| Exercise description |
Each line that follows is to be retyped exactly.

| Supplied data |
____________

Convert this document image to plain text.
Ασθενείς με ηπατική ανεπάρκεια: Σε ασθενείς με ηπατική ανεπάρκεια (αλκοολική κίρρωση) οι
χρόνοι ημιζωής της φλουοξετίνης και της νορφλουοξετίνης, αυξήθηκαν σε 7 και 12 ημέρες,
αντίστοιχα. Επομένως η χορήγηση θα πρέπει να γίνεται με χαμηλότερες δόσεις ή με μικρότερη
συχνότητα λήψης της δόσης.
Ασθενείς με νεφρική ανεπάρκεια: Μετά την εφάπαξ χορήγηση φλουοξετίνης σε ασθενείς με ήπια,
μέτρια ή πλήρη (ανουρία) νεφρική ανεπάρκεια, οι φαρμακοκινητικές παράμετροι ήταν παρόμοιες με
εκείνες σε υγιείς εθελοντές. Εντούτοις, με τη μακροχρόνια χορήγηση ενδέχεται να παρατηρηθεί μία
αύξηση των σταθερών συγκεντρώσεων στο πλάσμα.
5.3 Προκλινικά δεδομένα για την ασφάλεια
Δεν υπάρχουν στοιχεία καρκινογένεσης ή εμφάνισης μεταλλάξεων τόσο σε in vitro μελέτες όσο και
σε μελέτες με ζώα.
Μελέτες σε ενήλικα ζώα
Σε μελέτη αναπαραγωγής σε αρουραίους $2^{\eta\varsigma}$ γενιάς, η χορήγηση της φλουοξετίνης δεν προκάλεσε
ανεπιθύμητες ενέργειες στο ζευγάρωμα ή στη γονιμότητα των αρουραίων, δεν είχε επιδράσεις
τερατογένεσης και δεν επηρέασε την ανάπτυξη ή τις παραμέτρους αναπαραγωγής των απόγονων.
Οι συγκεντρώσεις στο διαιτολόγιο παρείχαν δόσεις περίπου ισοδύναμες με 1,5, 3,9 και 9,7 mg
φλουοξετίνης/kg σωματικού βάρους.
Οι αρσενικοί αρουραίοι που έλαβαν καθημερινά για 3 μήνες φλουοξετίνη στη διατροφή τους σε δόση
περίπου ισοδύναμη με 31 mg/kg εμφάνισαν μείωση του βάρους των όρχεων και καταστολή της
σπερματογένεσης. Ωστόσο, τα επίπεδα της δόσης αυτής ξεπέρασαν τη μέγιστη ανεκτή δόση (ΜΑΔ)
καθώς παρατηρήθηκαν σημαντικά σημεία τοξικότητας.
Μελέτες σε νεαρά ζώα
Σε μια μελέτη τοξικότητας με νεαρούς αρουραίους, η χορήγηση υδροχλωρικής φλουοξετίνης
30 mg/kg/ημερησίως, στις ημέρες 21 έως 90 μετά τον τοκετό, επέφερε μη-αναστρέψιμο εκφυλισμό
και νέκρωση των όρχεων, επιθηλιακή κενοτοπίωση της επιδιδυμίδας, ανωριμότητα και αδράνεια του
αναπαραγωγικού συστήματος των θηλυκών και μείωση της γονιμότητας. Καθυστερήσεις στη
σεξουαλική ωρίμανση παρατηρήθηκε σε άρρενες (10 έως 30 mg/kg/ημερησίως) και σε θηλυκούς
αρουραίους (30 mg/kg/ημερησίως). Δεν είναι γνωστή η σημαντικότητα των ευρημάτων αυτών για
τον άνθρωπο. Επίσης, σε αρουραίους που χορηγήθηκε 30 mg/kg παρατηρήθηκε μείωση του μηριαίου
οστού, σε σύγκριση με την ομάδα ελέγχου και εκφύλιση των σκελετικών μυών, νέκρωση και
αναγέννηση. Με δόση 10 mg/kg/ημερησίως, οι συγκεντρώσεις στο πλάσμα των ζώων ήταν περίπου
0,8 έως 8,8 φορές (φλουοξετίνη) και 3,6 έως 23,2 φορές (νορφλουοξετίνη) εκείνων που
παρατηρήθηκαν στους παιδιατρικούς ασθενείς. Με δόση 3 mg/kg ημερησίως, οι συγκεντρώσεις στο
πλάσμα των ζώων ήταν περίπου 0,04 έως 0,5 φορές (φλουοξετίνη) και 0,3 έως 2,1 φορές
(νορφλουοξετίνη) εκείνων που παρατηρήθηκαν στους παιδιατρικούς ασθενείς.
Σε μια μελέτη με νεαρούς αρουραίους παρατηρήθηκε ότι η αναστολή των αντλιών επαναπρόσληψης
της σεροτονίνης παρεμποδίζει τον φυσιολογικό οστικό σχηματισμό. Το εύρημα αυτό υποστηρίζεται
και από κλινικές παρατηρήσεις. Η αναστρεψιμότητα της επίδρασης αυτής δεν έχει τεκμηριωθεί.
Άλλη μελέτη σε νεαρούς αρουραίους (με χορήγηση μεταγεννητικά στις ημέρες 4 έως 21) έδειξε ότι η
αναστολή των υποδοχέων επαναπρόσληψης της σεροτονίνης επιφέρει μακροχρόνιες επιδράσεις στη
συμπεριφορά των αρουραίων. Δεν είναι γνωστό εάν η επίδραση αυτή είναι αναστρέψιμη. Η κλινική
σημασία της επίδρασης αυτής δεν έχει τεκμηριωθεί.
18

____________

| Exercise result |
Convert this document image to plain text.
Ασθενείς με ηπατική ανεπάρκεια: Σε ασθενείς με ηπατική ανεπάρκεια (αλκοολική κίρρωση) οι
χρόνοι ημιζωής της φλουοξετίνης και της νορφλουοξετίνης, αυξήθηκαν σε 7 και 12 ημέρες,
αντίστοιχα. Επομένως η χορήγηση θα πρέπει να γίνεται με χαμηλότερες δόσεις ή με μικρότερη
συχνότητα λήψης της δόσης.
Ασθενείς με νεφρική ανεπάρκεια: Μετά την εφάπαξ χορήγηση φλουοξετίνης σε ασθενείς με ήπια,
μέτρια ή πλήρη (ανουρία) νεφρική ανεπάρκεια, οι φαρμακοκινητικές παράμετροι ήταν παρόμοιες με
εκείνες σε υγιείς εθελοντές. Εντούτοις, με τη μακροχρόνια χορήγηση ενδέχεται να παρατηρηθεί μία
αύξηση των σταθερών συγκεντρώσεων στο πλάσμα.
5.3 Προκλινικά δεδομένα για την ασφάλεια
Δεν υπάρχουν στοιχεία καρκινογένεσης ή εμφάνισης μεταλλάξεων τόσο σε in vitro μελέτες όσο και
σε μελέτες με ζώα.
Μελέτες σε ενήλικα ζώα
Σε μελέτη αναπαραγωγής σε αρουραίους $2^{\eta\varsigma}$ γενιάς, η χορήγηση της φλουοξετίνης δεν προκάλεσε
ανεπιθύμητες ενέργειες στο ζευγάρωμα ή στη γονιμότητα των αρουραίων, δεν είχε επιδράσεις
τερατογένεσης και δεν επηρέασε την ανάπτυξη ή τις παραμέτρους αναπαραγωγής των απόγονων.
Οι συγκεντρώσεις στο διαιτολόγιο παρείχαν δόσεις περίπου ισοδύναμες με 1,5, 3,9 και 9,7 mg
φλουοξετίνης/kg σωματικού βάρους.
Οι αρσενικοί αρουραίοι που έλαβαν καθημερινά για 3 μήνες φλουοξετίνη στη διατροφή τους σε δόση
περίπου ισοδύναμη με 31 mg/kg εμφάνισαν μείωση του βάρους των όρχεων και καταστολή της
σπερματογένεσης. Ωστόσο, τα επίπεδα της δόσης αυτής ξεπέρασαν τη μέγιστη ανεκτή δόση (ΜΑΔ)
καθώς παρατηρήθηκαν σημαντικά σημεία τοξικότητας.
Μελέτες σε νεαρά ζώα
Σε μια μελέτη τοξικότητας με νεαρούς αρουραίους, η χορήγηση υδροχλωρικής φλουοξετίνης
30 mg/kg/ημερησίως, στις ημέρες 21 έως 90 μετά τον τοκετό, επέφερε μη-αναστρέψιμο εκφυλισμό
και νέκρωση των όρχεων, επιθηλιακή κενοτοπίωση της επιδιδυμίδας, ανωριμότητα και αδράνεια του
αναπαραγωγικού συστήματος των θηλυκών και μείωση της γονιμότητας. Καθυστερήσεις στη
σεξουαλική ωρίμανση παρατηρήθηκε σε άρρενες (10 έως 30 mg/kg/ημερησίως) και σε θηλυκούς
αρουραίους (30 mg/kg/ημερησίως). Δεν είναι γνωστή η σημαντικότητα των ευρημάτων αυτών για
τον άνθρωπο. Επίσης, σε αρουραίους που χορηγήθηκε 30 mg/kg παρατηρήθηκε μείωση του μηριαίου
οστού, σε σύγκριση με την ομάδα ελέγχου και εκφύλιση των σκελετικών μυών, νέκρωση και
αναγέννηση. Με δόση 10 mg/kg/ημερησίως, οι συγκεντρώσεις στο πλάσμα των ζώων ήταν περίπου
0,8 έως 8,8 φορές (φλουοξετίνη) και 3,6 έως 23,2 φορές (νορφλουοξετίνη) εκείνων που
παρατηρήθηκαν στους παιδιατρικούς ασθενείς. Με δόση 3 mg/kg ημερησίως, οι συγκεντρώσεις στο
πλάσμα των ζώων ήταν περίπου 0,04 έως 0,5 φορές (φλουοξετίνη) και 0,3 έως 2,1 φορές
(νορφλουοξετίνη) εκείνων που παρατηρήθηκαν στους παιδιατρικούς ασθενείς.
Σε μια μελέτη με νεαρούς αρουραίους παρατηρήθηκε ότι η αναστολή των αντλιών επαναπρόσληψης
της σεροτονίνης παρεμποδίζει τον φυσιολογικό οστικό σχηματισμό. Το εύρημα αυτό υποστηρίζεται
και από κλινικές παρατηρήσεις. Η αναστρεψιμότητα της επίδρασης αυτής δεν έχει τεκμηριωθεί.
Άλλη μελέτη σε νεαρούς αρουραίους (με χορήγηση μεταγεννητικά στις ημέρες 4 έως 21) έδειξε ότι η
αναστολή των υποδοχέων επαναπρόσληψης της σεροτονίνης επιφέρει μακροχρόνιες επιδράσεις στη
συμπεριφορά των αρουραίων. Δεν είναι γνωστό εάν η επίδραση αυτή είναι αναστρέψιμη. Η κλινική
σημασία της επίδρασης αυτής δεν έχει τεκμηριωθεί.
18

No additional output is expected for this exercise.